### WHAT TO WORK ON
Extract every line below that contains the word "JSON".

### SUPPLIED DATA
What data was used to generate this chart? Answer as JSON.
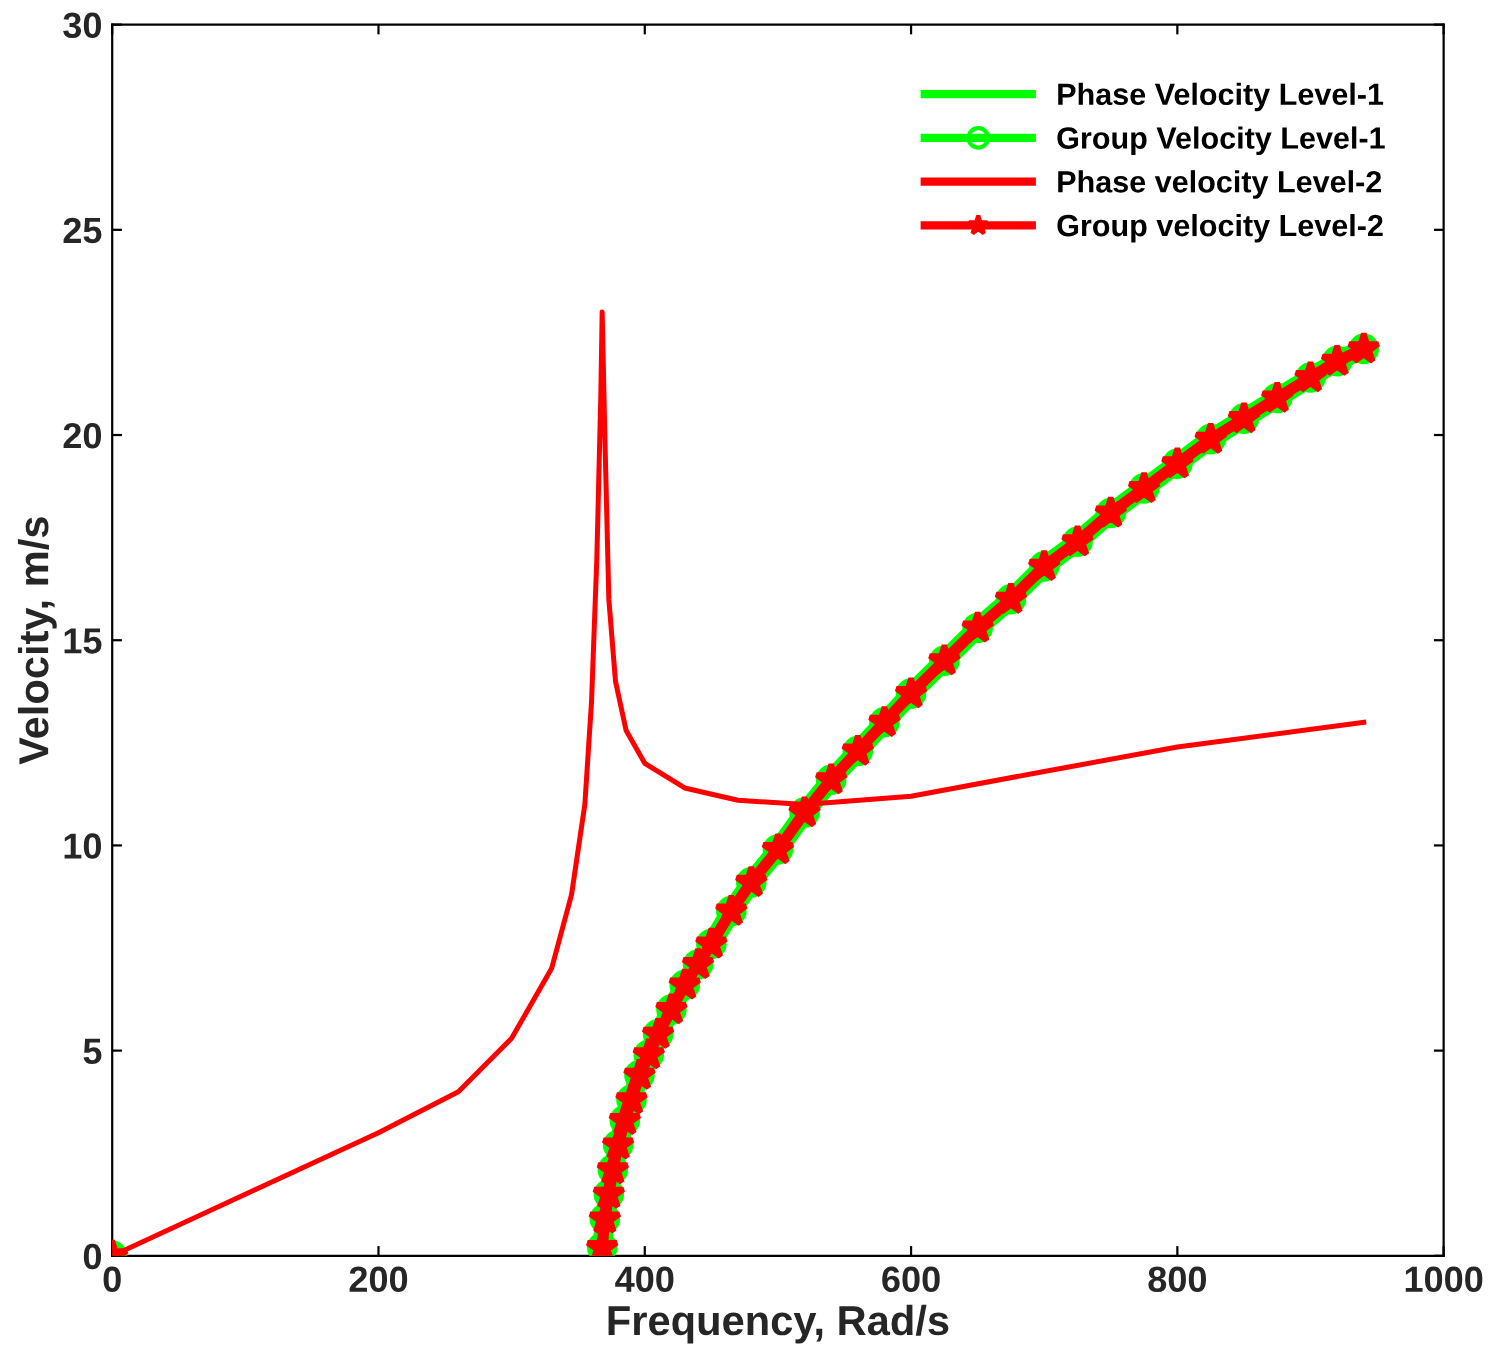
{
  "chart_data": {
    "type": "line",
    "xlabel": "Frequency, Rad/s",
    "ylabel": "Velocity, m/s",
    "xlim": [
      0,
      1000
    ],
    "ylim": [
      0,
      30
    ],
    "xticks": [
      0,
      200,
      400,
      600,
      800,
      1000
    ],
    "yticks": [
      0,
      5,
      10,
      15,
      20,
      25,
      30
    ],
    "grid": false,
    "legend": "top right",
    "series": [
      {
        "name": "Phase Velocity Level-1",
        "color": "#00ff00",
        "marker": "none"
      },
      {
        "name": "Group Velocity Level-1",
        "color": "#00ff00",
        "marker": "circle",
        "x": [
          0,
          200,
          368,
          370,
          373,
          376,
          380,
          385,
          390,
          396,
          403,
          410,
          420,
          430,
          440,
          450,
          465,
          480,
          500,
          520,
          540,
          560,
          580,
          600,
          625,
          650,
          675,
          700,
          725,
          750,
          775,
          800,
          825,
          850,
          875,
          900,
          920,
          940
        ],
        "values": [
          0,
          null,
          0.2,
          0.9,
          1.5,
          2.1,
          2.7,
          3.3,
          3.8,
          4.4,
          4.9,
          5.4,
          6.0,
          6.6,
          7.1,
          7.6,
          8.4,
          9.1,
          9.9,
          10.8,
          11.6,
          12.3,
          13.0,
          13.7,
          14.5,
          15.3,
          16.0,
          16.8,
          17.4,
          18.1,
          18.7,
          19.3,
          19.9,
          20.4,
          20.9,
          21.4,
          21.8,
          22.1
        ]
      },
      {
        "name": "Phase velocity Level-2",
        "color": "#ff0000",
        "marker": "none",
        "x": [
          0,
          100,
          200,
          260,
          300,
          330,
          345,
          355,
          360,
          364,
          367,
          368,
          370,
          373,
          378,
          386,
          400,
          430,
          470,
          520,
          600,
          700,
          800,
          940
        ],
        "values": [
          0,
          1.5,
          3.0,
          4.0,
          5.3,
          7.0,
          8.8,
          11,
          13.5,
          17,
          21,
          23,
          20,
          16,
          14,
          12.8,
          12,
          11.4,
          11.1,
          11.0,
          11.2,
          11.8,
          12.4,
          13.0
        ]
      },
      {
        "name": "Group velocity Level-2",
        "color": "#ff0000",
        "marker": "star",
        "x": [
          0,
          200,
          368,
          370,
          373,
          376,
          380,
          385,
          390,
          396,
          403,
          410,
          420,
          430,
          440,
          450,
          465,
          480,
          500,
          520,
          540,
          560,
          580,
          600,
          625,
          650,
          675,
          700,
          725,
          750,
          775,
          800,
          825,
          850,
          875,
          900,
          920,
          940
        ],
        "values": [
          0,
          null,
          0.2,
          0.9,
          1.5,
          2.1,
          2.7,
          3.3,
          3.8,
          4.4,
          4.9,
          5.4,
          6.0,
          6.6,
          7.1,
          7.6,
          8.4,
          9.1,
          9.9,
          10.8,
          11.6,
          12.3,
          13.0,
          13.7,
          14.5,
          15.3,
          16.0,
          16.8,
          17.4,
          18.1,
          18.7,
          19.3,
          19.9,
          20.4,
          20.9,
          21.4,
          21.8,
          22.1
        ]
      }
    ]
  }
}
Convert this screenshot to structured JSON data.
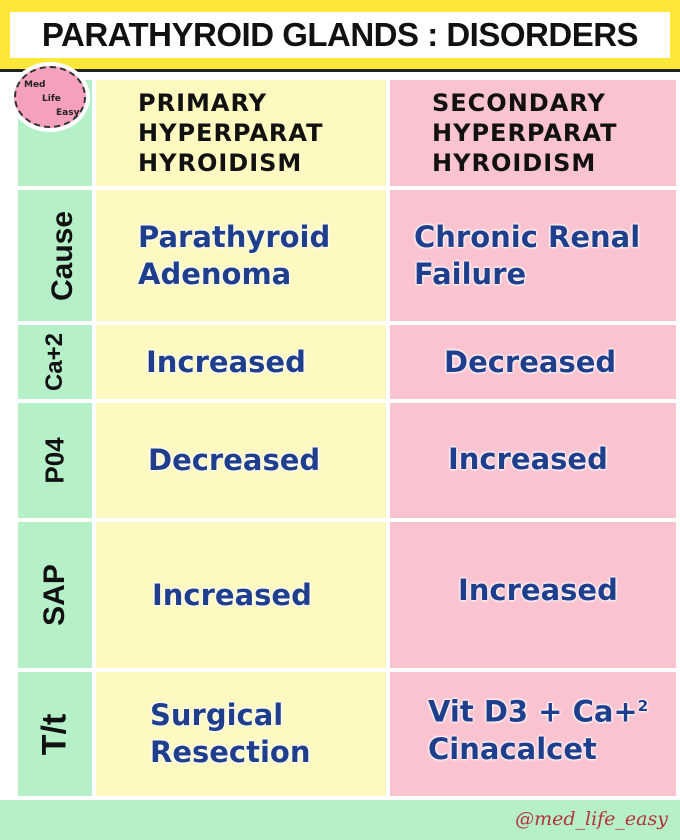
{
  "title": "PARATHYROID GLANDS : DISORDERS",
  "logo": {
    "text": [
      "Med",
      "Life",
      "Easy"
    ]
  },
  "columns": {
    "primary": [
      "PRIMARY",
      "HYPERPARAT",
      "HYROIDISM"
    ],
    "secondary": [
      "SECONDARY",
      "HYPERPARAT",
      "HYROIDISM"
    ]
  },
  "rows": [
    {
      "label": "Cause",
      "primary": [
        "Parathyroid",
        "Adenoma"
      ],
      "secondary": [
        "Chronic Renal",
        "Failure"
      ]
    },
    {
      "label": "Ca+2",
      "primary": [
        "Increased"
      ],
      "secondary": [
        "Decreased"
      ]
    },
    {
      "label": "P04",
      "primary": [
        "Decreased"
      ],
      "secondary": [
        "Increased"
      ]
    },
    {
      "label": "SAP",
      "primary": [
        "Increased"
      ],
      "secondary": [
        "Increased"
      ]
    },
    {
      "label": "T/t",
      "primary": [
        "Surgical",
        "Resection"
      ],
      "secondary": [
        "Vit D3 + Ca+",
        "Cinacalcet"
      ],
      "secondary_sup": "2"
    }
  ],
  "footer": {
    "handle": "@med_life_easy"
  },
  "colors": {
    "header": "#fde83a",
    "label_col": "#b5f0c9",
    "primary_col": "#fdf9c0",
    "secondary_col": "#f9c3d0",
    "value_text": "#1f3f8c"
  }
}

### EXERCISE ANSWER
What data was used to generate this chart? Answer as JSON.
Convert this screenshot to structured JSON data.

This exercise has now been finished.